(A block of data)
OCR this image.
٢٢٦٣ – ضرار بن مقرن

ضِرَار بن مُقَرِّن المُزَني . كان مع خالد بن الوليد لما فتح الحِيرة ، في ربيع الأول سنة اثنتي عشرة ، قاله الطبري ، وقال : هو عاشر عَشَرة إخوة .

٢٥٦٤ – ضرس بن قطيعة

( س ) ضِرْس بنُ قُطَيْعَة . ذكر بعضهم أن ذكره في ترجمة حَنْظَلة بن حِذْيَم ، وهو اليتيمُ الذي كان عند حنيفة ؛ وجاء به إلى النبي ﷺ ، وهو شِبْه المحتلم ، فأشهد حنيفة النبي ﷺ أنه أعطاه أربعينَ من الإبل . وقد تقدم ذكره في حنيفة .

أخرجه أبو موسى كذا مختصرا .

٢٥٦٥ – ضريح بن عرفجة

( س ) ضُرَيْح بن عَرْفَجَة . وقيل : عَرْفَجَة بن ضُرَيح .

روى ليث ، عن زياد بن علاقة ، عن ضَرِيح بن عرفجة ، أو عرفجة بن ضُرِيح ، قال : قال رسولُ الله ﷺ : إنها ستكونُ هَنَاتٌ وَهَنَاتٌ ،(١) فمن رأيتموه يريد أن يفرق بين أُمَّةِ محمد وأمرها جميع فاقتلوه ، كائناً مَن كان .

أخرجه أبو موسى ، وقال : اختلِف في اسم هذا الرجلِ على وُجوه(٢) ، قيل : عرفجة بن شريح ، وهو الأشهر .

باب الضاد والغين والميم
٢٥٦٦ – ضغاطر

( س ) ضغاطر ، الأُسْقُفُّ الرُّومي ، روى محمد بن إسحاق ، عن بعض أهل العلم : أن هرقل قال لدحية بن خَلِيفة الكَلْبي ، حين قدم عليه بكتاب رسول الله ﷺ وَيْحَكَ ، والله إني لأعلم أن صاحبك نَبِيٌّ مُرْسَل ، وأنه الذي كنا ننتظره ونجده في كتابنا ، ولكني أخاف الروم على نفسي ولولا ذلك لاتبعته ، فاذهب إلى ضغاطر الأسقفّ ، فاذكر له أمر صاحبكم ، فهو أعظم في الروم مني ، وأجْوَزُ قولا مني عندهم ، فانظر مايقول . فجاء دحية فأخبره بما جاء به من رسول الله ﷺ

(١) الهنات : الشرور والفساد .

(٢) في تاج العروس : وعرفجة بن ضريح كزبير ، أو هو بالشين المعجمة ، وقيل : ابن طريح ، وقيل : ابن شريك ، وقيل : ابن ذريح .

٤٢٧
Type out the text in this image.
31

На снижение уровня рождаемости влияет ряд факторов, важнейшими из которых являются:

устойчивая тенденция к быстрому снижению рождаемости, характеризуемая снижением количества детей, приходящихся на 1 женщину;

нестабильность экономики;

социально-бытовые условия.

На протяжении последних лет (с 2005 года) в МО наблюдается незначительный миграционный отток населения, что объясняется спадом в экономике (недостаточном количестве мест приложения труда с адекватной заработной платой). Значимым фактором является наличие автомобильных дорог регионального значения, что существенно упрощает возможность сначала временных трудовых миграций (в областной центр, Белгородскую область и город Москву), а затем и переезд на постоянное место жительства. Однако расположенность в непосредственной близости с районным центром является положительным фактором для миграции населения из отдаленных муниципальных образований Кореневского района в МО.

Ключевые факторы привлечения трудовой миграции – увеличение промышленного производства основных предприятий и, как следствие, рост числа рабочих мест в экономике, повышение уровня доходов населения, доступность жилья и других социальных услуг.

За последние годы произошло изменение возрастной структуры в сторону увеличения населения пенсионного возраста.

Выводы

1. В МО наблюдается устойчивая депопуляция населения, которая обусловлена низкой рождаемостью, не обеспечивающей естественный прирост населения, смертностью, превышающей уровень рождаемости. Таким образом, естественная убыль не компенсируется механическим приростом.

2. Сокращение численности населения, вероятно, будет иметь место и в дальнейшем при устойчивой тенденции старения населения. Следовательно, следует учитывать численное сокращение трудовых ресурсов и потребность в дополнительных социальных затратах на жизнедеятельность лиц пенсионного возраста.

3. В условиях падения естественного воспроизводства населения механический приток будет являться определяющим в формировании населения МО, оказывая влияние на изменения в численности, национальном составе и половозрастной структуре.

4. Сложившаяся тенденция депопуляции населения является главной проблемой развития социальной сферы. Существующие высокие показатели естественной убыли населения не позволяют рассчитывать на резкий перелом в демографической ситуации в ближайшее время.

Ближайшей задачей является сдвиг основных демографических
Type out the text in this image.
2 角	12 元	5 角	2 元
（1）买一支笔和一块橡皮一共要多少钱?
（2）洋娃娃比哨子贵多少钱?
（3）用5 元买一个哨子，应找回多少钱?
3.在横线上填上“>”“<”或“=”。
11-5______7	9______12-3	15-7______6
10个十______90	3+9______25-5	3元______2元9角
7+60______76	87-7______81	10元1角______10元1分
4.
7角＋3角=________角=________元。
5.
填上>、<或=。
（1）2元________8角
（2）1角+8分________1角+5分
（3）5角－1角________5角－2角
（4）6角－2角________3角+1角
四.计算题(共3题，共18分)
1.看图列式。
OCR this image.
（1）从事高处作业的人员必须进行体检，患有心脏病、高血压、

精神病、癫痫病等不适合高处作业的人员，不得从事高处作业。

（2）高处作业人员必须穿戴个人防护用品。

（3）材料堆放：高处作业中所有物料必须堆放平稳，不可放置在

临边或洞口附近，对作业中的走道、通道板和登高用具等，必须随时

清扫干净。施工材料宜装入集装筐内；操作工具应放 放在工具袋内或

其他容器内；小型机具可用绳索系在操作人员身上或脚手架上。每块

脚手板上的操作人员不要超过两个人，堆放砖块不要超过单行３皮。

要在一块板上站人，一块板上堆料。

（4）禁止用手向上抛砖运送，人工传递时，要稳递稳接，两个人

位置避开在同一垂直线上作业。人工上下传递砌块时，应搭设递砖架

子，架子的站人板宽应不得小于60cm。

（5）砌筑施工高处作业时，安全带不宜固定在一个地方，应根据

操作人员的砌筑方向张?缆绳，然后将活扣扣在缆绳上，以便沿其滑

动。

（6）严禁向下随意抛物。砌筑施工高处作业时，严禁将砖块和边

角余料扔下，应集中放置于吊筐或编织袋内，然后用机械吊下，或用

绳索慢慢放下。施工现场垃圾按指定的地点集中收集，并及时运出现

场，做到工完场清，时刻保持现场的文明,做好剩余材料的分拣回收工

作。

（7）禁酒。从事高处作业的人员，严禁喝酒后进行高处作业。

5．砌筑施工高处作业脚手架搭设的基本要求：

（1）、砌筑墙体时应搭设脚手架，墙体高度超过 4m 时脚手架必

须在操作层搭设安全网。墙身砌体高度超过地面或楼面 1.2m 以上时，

What you should do:
Identify the lines of the entries containing the string "أخرجه". Copy each such line.

Solution to this exercise:
أخرجه أبو موسى كذا مختصرا .
أخرجه أبو موسى ، وقال : اختلِف في اسم هذا الرجلِ على وُجوه(٢) ، قيل : عرفجة بن شريح ، وهو الأشهر .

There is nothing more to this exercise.